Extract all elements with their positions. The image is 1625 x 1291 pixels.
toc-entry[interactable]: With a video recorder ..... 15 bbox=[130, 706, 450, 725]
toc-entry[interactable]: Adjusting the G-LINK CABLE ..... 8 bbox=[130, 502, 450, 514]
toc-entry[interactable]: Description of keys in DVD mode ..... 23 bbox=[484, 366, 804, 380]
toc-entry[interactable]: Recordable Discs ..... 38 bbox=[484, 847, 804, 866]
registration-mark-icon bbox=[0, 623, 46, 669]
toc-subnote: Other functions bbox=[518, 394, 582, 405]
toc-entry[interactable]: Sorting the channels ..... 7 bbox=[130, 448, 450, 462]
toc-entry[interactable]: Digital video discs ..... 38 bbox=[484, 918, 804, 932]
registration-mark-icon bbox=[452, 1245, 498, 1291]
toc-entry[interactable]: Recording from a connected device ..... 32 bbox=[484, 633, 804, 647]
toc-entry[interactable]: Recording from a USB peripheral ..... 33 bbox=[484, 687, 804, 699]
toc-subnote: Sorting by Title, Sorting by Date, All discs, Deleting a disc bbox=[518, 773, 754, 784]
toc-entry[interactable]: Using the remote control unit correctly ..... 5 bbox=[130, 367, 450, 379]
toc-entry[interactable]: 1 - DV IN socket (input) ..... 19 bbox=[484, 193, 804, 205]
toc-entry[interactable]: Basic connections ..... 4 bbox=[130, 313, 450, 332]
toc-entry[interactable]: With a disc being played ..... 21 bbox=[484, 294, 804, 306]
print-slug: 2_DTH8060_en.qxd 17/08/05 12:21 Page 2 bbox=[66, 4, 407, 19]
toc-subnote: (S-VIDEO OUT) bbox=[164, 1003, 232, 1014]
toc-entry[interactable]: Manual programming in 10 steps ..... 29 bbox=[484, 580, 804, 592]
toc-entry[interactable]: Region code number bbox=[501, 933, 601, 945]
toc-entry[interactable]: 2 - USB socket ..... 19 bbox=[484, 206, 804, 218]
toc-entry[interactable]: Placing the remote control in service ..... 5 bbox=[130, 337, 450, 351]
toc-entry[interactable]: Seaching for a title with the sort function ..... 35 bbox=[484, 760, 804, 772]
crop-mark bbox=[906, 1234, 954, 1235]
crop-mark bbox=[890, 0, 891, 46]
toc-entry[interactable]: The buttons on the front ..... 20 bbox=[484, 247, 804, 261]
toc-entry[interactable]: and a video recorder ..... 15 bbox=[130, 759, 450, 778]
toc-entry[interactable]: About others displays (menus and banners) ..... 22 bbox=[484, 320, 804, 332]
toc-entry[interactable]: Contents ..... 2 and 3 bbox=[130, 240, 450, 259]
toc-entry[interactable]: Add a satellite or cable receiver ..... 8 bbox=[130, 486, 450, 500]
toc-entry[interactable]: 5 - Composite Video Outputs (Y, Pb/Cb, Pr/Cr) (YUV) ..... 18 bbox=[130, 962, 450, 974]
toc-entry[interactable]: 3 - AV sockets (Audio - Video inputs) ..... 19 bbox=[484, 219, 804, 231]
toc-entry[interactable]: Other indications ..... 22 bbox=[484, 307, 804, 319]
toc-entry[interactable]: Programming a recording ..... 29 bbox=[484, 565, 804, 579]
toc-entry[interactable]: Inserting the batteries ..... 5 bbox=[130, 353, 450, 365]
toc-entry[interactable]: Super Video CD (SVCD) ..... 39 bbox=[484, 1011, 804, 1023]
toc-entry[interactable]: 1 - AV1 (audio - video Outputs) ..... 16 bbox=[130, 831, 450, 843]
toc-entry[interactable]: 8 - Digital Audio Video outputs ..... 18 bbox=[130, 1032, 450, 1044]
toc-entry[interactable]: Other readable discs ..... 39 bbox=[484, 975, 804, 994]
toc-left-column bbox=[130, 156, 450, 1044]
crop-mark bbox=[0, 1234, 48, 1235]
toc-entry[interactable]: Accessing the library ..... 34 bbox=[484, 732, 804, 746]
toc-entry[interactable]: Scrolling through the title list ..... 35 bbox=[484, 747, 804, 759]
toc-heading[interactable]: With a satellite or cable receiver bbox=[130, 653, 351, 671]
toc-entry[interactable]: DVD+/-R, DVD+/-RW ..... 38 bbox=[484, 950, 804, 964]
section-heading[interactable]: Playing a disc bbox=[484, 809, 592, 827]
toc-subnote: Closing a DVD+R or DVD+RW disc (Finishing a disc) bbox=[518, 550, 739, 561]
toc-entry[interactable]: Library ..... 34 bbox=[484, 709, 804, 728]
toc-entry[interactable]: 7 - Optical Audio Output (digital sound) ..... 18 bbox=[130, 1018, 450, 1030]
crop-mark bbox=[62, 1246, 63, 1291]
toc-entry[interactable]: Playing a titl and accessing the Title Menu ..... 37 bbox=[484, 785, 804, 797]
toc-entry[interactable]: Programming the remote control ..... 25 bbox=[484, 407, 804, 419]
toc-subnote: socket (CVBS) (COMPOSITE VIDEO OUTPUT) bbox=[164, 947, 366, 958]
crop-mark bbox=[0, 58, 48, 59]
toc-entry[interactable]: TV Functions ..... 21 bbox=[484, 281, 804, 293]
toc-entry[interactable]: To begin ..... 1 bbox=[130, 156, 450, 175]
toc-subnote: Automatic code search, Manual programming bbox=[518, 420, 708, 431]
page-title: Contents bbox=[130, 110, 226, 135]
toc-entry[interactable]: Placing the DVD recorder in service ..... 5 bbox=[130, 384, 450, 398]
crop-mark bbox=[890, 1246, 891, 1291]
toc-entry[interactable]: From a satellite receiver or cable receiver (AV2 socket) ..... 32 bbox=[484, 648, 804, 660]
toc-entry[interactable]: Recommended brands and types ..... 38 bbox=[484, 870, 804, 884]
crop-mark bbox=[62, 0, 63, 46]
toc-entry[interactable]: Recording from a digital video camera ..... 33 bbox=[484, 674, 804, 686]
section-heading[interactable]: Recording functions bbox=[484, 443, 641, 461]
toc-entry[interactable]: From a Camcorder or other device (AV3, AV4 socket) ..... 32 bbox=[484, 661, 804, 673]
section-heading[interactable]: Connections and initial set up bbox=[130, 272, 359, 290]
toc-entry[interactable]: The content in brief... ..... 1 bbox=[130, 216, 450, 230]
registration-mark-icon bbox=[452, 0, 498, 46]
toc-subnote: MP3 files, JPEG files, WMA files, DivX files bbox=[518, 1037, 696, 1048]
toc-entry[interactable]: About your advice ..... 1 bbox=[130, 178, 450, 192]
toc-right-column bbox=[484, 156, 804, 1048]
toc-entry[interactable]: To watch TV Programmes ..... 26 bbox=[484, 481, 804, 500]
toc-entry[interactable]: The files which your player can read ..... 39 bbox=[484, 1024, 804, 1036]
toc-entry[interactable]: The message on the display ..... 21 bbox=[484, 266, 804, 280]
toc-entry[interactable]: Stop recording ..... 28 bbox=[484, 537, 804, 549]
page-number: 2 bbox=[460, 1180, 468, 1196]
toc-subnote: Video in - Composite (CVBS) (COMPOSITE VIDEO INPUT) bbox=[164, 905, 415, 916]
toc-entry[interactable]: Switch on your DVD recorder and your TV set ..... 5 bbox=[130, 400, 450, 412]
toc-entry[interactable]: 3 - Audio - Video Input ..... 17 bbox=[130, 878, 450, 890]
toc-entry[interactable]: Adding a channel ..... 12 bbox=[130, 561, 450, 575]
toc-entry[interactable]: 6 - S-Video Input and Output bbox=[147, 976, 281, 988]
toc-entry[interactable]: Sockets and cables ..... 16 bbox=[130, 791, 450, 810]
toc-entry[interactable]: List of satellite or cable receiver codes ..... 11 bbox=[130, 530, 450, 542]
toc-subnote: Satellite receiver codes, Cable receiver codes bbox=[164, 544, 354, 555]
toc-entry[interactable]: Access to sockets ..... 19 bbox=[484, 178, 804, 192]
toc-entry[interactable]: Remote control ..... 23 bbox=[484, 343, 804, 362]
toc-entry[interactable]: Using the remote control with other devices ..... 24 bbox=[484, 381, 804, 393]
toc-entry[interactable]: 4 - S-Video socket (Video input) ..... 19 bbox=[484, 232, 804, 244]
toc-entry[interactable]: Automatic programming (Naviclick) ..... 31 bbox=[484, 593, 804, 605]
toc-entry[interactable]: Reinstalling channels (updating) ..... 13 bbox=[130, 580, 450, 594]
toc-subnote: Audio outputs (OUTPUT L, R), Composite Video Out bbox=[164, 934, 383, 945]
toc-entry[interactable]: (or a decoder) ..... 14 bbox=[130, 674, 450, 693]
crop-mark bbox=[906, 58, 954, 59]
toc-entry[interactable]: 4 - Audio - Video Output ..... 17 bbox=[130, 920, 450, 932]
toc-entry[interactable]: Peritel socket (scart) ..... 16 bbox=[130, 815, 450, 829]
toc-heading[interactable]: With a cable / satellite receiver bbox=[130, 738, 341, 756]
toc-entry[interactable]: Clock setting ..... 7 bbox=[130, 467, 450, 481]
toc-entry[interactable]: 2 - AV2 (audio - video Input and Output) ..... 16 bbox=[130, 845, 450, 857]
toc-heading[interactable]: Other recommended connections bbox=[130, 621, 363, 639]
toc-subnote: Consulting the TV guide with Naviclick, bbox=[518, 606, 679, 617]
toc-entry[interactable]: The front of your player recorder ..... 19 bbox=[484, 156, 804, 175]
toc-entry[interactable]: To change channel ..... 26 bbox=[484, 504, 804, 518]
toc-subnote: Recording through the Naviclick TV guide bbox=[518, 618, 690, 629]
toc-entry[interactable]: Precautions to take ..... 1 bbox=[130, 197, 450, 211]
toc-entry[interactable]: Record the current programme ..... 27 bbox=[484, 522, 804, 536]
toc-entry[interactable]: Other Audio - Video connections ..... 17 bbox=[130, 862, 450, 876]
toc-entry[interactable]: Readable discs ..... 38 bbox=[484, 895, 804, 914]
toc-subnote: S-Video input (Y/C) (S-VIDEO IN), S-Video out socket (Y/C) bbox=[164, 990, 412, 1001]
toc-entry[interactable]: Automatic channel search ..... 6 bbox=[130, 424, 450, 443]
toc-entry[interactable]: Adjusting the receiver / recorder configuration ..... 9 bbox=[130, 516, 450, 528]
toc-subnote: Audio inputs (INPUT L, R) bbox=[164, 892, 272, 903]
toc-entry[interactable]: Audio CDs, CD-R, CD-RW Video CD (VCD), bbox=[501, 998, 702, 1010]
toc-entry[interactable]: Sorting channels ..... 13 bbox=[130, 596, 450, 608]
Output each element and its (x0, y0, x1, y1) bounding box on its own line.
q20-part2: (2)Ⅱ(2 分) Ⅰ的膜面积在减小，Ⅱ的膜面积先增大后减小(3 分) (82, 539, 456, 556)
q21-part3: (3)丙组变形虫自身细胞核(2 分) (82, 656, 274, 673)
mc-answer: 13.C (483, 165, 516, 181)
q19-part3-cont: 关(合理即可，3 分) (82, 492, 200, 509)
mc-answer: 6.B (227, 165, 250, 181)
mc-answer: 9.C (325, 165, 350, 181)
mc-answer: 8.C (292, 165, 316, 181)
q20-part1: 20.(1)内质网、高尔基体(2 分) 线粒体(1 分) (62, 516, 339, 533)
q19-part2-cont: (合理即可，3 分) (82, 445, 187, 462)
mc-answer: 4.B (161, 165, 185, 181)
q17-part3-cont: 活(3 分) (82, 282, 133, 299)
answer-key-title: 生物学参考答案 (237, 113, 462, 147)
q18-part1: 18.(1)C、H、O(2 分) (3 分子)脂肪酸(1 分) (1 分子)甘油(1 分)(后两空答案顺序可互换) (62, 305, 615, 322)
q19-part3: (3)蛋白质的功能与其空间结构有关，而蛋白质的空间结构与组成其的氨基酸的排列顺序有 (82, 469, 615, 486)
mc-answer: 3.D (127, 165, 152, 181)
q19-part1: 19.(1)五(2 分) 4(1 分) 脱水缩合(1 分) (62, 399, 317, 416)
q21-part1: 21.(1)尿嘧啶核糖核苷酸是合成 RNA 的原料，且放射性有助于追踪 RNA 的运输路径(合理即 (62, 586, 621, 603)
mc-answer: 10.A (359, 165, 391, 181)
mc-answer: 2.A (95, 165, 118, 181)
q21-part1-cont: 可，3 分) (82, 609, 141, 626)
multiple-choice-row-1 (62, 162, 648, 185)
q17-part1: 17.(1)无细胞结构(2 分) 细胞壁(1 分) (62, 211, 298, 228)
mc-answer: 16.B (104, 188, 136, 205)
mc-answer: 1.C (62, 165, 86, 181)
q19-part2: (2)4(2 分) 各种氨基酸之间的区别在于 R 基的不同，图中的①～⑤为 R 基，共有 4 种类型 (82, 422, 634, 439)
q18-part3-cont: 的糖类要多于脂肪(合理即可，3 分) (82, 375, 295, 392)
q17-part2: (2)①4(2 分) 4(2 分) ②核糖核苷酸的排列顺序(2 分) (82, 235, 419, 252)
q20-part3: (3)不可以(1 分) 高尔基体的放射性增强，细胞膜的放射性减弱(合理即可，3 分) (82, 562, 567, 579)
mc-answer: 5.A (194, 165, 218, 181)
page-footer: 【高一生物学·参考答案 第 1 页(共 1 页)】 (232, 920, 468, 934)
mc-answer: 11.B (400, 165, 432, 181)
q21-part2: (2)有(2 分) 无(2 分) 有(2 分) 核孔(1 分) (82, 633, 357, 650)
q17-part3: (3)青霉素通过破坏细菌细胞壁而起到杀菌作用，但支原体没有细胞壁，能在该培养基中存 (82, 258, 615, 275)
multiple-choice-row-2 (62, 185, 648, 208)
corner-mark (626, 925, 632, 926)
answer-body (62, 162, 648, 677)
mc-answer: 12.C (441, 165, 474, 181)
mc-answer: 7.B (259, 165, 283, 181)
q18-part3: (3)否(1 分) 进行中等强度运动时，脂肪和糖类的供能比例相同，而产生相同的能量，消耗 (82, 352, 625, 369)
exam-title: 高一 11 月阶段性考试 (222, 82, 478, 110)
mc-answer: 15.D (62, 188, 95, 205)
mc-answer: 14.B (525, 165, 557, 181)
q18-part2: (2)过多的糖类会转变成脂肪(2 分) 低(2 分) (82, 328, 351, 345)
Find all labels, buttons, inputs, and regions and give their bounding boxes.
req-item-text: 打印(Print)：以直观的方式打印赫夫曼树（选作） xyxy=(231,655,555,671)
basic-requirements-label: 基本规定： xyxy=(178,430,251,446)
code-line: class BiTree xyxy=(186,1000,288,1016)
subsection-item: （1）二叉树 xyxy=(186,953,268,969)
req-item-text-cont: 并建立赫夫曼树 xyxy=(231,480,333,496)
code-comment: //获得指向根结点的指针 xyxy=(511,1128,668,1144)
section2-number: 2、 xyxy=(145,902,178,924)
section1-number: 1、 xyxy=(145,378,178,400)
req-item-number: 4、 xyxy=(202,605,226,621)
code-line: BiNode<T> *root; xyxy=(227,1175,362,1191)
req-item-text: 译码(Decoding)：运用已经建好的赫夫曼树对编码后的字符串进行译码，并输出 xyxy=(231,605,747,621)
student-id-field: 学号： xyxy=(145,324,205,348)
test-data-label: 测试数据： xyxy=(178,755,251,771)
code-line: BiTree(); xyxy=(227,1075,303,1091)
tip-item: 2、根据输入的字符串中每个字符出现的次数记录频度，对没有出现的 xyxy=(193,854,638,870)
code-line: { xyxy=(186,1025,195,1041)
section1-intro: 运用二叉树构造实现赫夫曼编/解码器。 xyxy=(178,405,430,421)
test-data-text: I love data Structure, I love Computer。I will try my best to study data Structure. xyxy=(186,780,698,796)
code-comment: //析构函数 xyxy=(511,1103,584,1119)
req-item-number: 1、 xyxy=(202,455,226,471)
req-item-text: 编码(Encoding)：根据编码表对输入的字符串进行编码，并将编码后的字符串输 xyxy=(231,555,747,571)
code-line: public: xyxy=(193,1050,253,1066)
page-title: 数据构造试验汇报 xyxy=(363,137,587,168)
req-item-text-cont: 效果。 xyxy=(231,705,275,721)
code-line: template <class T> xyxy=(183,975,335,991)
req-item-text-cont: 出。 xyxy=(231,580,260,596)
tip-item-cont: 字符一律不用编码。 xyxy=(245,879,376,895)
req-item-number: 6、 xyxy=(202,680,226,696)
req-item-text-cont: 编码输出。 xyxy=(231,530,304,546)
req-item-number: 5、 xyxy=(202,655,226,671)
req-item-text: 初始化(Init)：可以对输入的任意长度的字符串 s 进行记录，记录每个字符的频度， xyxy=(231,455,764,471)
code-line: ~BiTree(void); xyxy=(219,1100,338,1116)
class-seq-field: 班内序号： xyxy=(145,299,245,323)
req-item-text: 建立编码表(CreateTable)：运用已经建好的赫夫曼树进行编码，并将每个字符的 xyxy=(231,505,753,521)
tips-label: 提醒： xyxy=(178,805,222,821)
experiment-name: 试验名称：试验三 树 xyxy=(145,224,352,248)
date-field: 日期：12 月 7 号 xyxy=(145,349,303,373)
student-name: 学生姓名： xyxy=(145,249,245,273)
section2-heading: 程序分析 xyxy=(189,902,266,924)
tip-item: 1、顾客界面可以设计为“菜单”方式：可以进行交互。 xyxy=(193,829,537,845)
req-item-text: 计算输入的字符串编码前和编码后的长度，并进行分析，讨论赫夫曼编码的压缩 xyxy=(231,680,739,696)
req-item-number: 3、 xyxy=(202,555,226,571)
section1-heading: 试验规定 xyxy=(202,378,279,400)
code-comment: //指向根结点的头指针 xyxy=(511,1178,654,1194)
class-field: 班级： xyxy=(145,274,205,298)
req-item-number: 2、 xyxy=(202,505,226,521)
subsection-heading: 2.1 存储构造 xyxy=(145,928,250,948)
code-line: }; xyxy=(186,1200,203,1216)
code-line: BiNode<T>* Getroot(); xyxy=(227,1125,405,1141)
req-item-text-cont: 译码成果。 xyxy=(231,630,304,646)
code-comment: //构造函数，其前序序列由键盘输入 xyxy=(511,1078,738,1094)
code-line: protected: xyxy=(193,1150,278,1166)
○ ○ ○ ○ ○
→ **Goal**:
Turn the rows into a JSON list of strings, one string per row, leaving out blank lines. Begin at the first row and stop after the row that contains "toc-entry[interactable]: Adjusting the G-LINK".

→ **Solution to this task**:
[
  "Extract all elements with their positions. The image is 1625 x 1291 pixels.",
  "toc-entry[interactable]: With a video recorder ..... 15 bbox=[130, 706, 450, 725]",
  "toc-entry[interactable]: Adjusting the G-LINK CABLE ..... 8 bbox=[130, 502, 450, 514]"
]